* **YOUR OBJECTIVE**: Transcribe the records below exactly.

* **PROVIDED ENTRIES**:
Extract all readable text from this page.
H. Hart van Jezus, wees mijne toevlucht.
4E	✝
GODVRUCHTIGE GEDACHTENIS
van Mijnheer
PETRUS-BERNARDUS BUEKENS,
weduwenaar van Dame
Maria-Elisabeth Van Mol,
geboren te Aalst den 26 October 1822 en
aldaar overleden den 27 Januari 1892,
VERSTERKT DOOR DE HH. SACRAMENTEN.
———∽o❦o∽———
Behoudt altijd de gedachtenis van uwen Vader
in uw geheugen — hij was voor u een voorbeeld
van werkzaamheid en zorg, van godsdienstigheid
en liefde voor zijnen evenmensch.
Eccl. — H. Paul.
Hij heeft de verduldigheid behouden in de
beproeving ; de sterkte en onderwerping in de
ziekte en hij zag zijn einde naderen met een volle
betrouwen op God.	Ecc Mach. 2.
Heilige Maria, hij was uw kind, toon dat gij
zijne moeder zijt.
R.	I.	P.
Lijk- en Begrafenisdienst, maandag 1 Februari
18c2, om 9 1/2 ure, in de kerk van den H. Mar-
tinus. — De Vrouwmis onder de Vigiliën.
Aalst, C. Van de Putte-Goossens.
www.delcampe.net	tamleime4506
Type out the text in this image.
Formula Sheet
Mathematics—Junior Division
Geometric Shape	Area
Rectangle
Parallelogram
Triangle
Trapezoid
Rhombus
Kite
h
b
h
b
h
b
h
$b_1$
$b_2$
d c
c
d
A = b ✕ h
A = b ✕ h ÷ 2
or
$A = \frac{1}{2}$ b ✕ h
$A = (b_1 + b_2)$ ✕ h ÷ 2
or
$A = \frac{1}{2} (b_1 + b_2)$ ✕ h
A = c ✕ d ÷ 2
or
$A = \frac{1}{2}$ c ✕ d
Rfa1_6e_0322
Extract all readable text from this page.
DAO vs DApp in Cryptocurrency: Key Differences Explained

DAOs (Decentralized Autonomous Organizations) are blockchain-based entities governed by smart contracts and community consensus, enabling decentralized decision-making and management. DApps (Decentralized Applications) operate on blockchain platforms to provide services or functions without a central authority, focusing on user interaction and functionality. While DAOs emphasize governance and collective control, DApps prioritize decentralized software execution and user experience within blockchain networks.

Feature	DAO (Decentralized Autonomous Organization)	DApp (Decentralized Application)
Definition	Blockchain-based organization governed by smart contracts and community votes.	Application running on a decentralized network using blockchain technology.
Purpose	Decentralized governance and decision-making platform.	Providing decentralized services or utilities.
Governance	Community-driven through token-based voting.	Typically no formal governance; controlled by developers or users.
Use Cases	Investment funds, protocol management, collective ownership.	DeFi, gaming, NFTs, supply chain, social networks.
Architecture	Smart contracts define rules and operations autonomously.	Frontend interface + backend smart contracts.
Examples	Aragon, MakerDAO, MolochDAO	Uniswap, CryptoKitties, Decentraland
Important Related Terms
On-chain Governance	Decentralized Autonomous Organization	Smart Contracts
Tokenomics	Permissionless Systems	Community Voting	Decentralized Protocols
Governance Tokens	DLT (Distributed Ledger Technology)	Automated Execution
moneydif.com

* **FULL SOLUTION**:
Extract all readable text from this page.
H. Hart van Jezus, wees mijne toevlucht.
4E	✝
GODVRUCHTIGE GEDACHTENIS
van Mijnheer
PETRUS-BERNARDUS BUEKENS,
weduwenaar van Dame
Maria-Elisabeth Van Mol,
geboren te Aalst den 26 October 1822 en
aldaar overleden den 27 Januari 1892,
VERSTERKT DOOR DE HH. SACRAMENTEN.
———∽o❦o∽———
Behoudt altijd de gedachtenis van uwen Vader
in uw geheugen — hij was voor u een voorbeeld
van werkzaamheid en zorg, van godsdienstigheid
en liefde voor zijnen evenmensch.
Eccl. — H. Paul.
Hij heeft de verduldigheid behouden in de
beproeving ; de sterkte en onderwerping in de
ziekte en hij zag zijn einde naderen met een volle
betrouwen op God.	Ecc Mach. 2.
Heilige Maria, hij was uw kind, toon dat gij
zijne moeder zijt.
R.	I.	P.
Lijk- en Begrafenisdienst, maandag 1 Februari
18c2, om 9 1/2 ure, in de kerk van den H. Mar-
tinus. — De Vrouwmis onder de Vigiliën.
Aalst, C. Van de Putte-Goossens.
www.delcampe.net	tamleime4506
Type out the text in this image.
Formula Sheet
Mathematics—Junior Division
Geometric Shape	Area
Rectangle
Parallelogram
Triangle
Trapezoid
Rhombus
Kite
h
b
h
b
h
b
h
$b_1$
$b_2$
d c
c
d
A = b ✕ h
A = b ✕ h ÷ 2
or
$A = \frac{1}{2}$ b ✕ h
$A = (b_1 + b_2)$ ✕ h ÷ 2
or
$A = \frac{1}{2} (b_1 + b_2)$ ✕ h
A = c ✕ d ÷ 2
or
$A = \frac{1}{2}$ c ✕ d
Rfa1_6e_0322
Extract all readable text from this page.
DAO vs DApp in Cryptocurrency: Key Differences Explained

DAOs (Decentralized Autonomous Organizations) are blockchain-based entities governed by smart contracts and community consensus, enabling decentralized decision-making and management. DApps (Decentralized Applications) operate on blockchain platforms to provide services or functions without a central authority, focusing on user interaction and functionality. While DAOs emphasize governance and collective control, DApps prioritize decentralized software execution and user experience within blockchain networks.

Feature	DAO (Decentralized Autonomous Organization)	DApp (Decentralized Application)
Definition	Blockchain-based organization governed by smart contracts and community votes.	Application running on a decentralized network using blockchain technology.
Purpose	Decentralized governance and decision-making platform.	Providing decentralized services or utilities.
Governance	Community-driven through token-based voting.	Typically no formal governance; controlled by developers or users.
Use Cases	Investment funds, protocol management, collective ownership.	DeFi, gaming, NFTs, supply chain, social networks.
Architecture	Smart contracts define rules and operations autonomously.	Frontend interface + backend smart contracts.
Examples	Aragon, MakerDAO, MolochDAO	Uniswap, CryptoKitties, Decentraland
Important Related Terms
On-chain Governance	Decentralized Autonomous Organization	Smart Contracts
Tokenomics	Permissionless Systems	Community Voting	Decentralized Protocols
Governance Tokens	DLT (Distributed Ledger Technology)	Automated Execution
moneydif.com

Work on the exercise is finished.